• **Data records**:
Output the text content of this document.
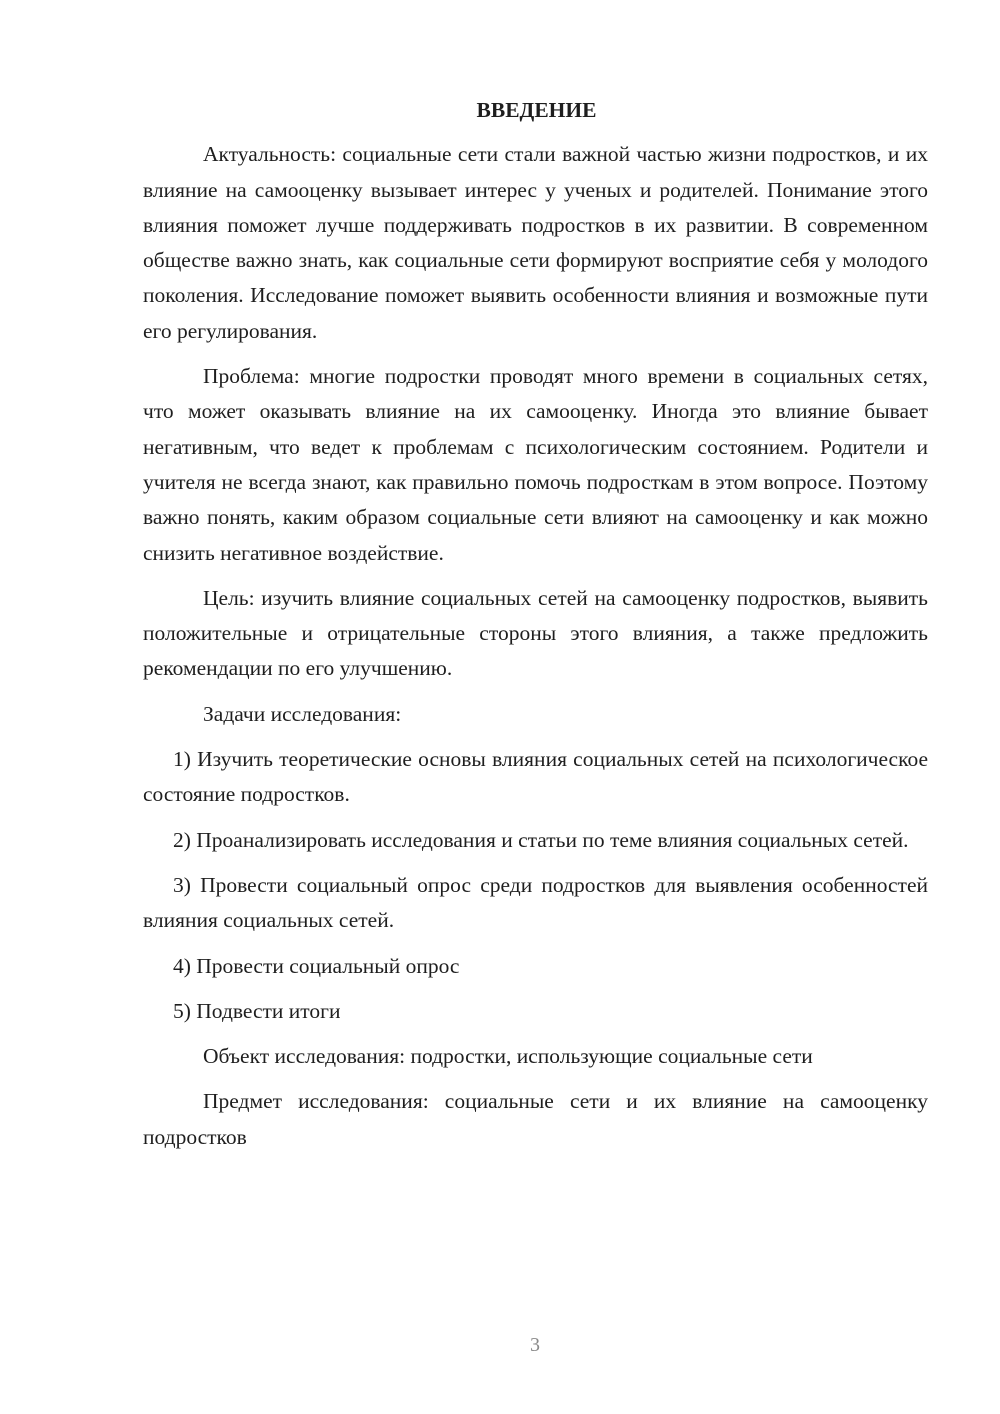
ВВЕДЕНИЕ

Актуальность: социальные сети стали важной частью жизни подростков, и их влияние на самооценку вызывает интерес у ученых и родителей. Понимание этого влияния поможет лучше поддерживать подростков в их развитии. В современном обществе важно знать, как социальные сети формируют восприятие себя у молодого поколения. Исследование поможет выявить особенности влияния и возможные пути его регулирования.

Проблема: многие подростки проводят много времени в социальных сетях, что может оказывать влияние на их самооценку. Иногда это влияние бывает негативным, что ведет к проблемам с психологическим состоянием. Родители и учителя не всегда знают, как правильно помочь подросткам в этом вопросе. Поэтому важно понять, каким образом социальные сети влияют на самооценку и как можно снизить негативное воздействие.

Цель: изучить влияние социальных сетей на самооценку подростков, выявить положительные и отрицательные стороны этого влияния, а также предложить рекомендации по его улучшению.

Задачи исследования:

1) Изучить теоретические основы влияния социальных сетей на психологическое состояние подростков.

2) Проанализировать исследования и статьи по теме влияния социальных сетей.

3) Провести социальный опрос среди подростков для выявления особенностей влияния социальных сетей.

4) Провести социальный опрос

5) Подвести итоги

Объект исследования: подростки, использующие социальные сети

Предмет исследования: социальные сети и их влияние на самооценку подростков

3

• **REQUIREMENTS**: Every entry must be transcribed exactly. Pictures do not belong in the copy.

• **RESULT**:
Output the text content of this document.
ВВЕДЕНИЕ

Актуальность: социальные сети стали важной частью жизни подростков, и их влияние на самооценку вызывает интерес у ученых и родителей. Понимание этого влияния поможет лучше поддерживать подростков в их развитии. В современном обществе важно знать, как социальные сети формируют восприятие себя у молодого поколения. Исследование поможет выявить особенности влияния и возможные пути его регулирования.

Проблема: многие подростки проводят много времени в социальных сетях, что может оказывать влияние на их самооценку. Иногда это влияние бывает негативным, что ведет к проблемам с психологическим состоянием. Родители и учителя не всегда знают, как правильно помочь подросткам в этом вопросе. Поэтому важно понять, каким образом социальные сети влияют на самооценку и как можно снизить негативное воздействие.

Цель: изучить влияние социальных сетей на самооценку подростков, выявить положительные и отрицательные стороны этого влияния, а также предложить рекомендации по его улучшению.

Задачи исследования:

1) Изучить теоретические основы влияния социальных сетей на психологическое состояние подростков.

2) Проанализировать исследования и статьи по теме влияния социальных сетей.

3) Провести социальный опрос среди подростков для выявления особенностей влияния социальных сетей.

4) Провести социальный опрос

5) Подвести итоги

Объект исследования: подростки, использующие социальные сети

Предмет исследования: социальные сети и их влияние на самооценку подростков

3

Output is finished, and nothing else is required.